PROBLEM STATEMENT -> Each line that includes the string "éclairage" counts once; give the total and nothing else.

EXERCISE MATERIAL ->
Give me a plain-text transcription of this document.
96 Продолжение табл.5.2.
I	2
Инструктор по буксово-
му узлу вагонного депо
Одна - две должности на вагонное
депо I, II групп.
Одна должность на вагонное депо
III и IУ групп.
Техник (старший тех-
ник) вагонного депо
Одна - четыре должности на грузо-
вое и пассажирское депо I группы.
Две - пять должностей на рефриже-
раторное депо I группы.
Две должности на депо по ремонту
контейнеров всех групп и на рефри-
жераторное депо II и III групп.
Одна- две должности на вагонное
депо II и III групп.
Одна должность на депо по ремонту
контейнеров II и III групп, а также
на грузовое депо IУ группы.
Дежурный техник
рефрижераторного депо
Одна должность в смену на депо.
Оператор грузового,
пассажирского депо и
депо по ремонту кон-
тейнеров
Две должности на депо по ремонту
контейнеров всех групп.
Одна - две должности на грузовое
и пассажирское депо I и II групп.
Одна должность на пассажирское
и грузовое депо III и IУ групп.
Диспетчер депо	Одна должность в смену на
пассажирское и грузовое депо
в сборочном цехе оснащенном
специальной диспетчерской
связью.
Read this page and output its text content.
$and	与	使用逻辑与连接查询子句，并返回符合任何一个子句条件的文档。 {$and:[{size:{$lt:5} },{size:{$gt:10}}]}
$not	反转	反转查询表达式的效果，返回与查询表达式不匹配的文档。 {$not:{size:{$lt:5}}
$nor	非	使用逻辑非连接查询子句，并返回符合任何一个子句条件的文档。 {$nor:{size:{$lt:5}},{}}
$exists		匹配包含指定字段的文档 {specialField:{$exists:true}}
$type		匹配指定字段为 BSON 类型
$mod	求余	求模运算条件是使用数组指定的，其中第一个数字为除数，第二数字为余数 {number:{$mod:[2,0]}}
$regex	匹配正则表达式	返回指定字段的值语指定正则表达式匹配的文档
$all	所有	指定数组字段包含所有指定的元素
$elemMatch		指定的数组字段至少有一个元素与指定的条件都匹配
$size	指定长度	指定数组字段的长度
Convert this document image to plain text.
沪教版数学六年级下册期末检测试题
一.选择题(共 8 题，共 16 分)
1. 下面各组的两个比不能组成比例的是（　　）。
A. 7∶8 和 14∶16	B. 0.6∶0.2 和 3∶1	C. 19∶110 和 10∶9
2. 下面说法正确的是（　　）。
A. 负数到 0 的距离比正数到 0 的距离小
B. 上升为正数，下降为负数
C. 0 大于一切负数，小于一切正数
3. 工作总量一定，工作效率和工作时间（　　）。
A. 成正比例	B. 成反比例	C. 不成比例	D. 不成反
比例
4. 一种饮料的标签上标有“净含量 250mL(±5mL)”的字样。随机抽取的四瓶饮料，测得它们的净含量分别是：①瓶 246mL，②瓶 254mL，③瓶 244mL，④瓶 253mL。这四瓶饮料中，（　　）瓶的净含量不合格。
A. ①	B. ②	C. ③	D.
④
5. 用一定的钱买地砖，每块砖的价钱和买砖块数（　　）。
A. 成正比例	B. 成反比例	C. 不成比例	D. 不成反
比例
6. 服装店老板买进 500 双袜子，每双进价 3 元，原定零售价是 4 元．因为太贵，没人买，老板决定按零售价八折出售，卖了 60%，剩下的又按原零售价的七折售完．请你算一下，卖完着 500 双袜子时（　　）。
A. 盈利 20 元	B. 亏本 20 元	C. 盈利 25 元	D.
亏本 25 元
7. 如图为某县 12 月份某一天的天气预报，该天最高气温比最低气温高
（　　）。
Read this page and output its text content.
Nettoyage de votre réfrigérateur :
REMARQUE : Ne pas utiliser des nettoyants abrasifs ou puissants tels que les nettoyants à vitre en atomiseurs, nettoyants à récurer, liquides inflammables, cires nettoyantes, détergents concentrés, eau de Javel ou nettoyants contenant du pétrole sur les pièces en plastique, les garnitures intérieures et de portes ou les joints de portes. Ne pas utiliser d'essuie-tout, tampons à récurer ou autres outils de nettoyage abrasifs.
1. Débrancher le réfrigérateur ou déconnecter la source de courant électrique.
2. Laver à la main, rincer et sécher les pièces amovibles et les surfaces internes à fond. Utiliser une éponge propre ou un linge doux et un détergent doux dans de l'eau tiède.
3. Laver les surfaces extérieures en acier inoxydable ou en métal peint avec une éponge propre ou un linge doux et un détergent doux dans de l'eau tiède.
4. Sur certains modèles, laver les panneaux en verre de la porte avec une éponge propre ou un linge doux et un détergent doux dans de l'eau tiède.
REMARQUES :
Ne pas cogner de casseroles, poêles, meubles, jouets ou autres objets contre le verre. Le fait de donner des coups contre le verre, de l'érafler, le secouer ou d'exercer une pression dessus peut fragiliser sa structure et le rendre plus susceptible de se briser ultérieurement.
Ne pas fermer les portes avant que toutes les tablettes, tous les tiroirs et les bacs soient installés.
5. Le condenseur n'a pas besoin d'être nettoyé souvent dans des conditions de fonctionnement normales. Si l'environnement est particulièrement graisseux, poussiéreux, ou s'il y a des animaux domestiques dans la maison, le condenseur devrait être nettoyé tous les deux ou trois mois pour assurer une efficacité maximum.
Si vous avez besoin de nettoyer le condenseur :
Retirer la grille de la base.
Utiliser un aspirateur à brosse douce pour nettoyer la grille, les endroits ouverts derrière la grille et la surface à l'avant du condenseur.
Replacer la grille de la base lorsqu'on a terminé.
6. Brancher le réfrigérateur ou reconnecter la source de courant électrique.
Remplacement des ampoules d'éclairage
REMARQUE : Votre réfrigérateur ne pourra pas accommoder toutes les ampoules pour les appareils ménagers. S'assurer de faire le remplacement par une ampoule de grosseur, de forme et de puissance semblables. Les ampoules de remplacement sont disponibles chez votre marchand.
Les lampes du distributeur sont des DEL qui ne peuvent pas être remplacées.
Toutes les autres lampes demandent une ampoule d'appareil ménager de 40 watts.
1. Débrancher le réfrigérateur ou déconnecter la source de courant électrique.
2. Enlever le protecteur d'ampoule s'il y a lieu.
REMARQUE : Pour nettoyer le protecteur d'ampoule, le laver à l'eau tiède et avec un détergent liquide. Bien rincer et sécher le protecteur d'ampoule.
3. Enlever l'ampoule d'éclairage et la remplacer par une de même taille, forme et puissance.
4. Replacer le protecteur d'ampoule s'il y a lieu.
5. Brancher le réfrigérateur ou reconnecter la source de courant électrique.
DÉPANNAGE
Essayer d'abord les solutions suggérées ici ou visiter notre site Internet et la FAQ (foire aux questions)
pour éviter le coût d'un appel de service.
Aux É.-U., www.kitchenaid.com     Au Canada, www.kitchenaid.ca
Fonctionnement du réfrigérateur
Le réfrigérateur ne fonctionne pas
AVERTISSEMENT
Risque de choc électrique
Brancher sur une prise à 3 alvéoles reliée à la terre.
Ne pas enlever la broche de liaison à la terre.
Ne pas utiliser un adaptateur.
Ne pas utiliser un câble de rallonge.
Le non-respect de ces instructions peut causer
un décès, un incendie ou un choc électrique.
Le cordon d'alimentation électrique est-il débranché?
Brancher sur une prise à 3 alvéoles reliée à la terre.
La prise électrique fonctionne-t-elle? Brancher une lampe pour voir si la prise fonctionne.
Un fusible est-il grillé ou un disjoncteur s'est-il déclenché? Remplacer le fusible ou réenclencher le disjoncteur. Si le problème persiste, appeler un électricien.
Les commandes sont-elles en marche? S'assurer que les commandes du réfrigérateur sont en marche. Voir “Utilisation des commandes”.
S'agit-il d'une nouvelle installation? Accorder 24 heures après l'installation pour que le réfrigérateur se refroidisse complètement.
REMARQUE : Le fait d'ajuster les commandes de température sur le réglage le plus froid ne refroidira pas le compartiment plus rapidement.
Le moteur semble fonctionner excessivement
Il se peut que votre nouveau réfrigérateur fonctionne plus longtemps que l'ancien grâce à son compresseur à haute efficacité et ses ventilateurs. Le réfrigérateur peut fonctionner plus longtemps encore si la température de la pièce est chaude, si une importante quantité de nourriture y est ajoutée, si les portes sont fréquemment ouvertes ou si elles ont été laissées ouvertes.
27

REPLY -> 2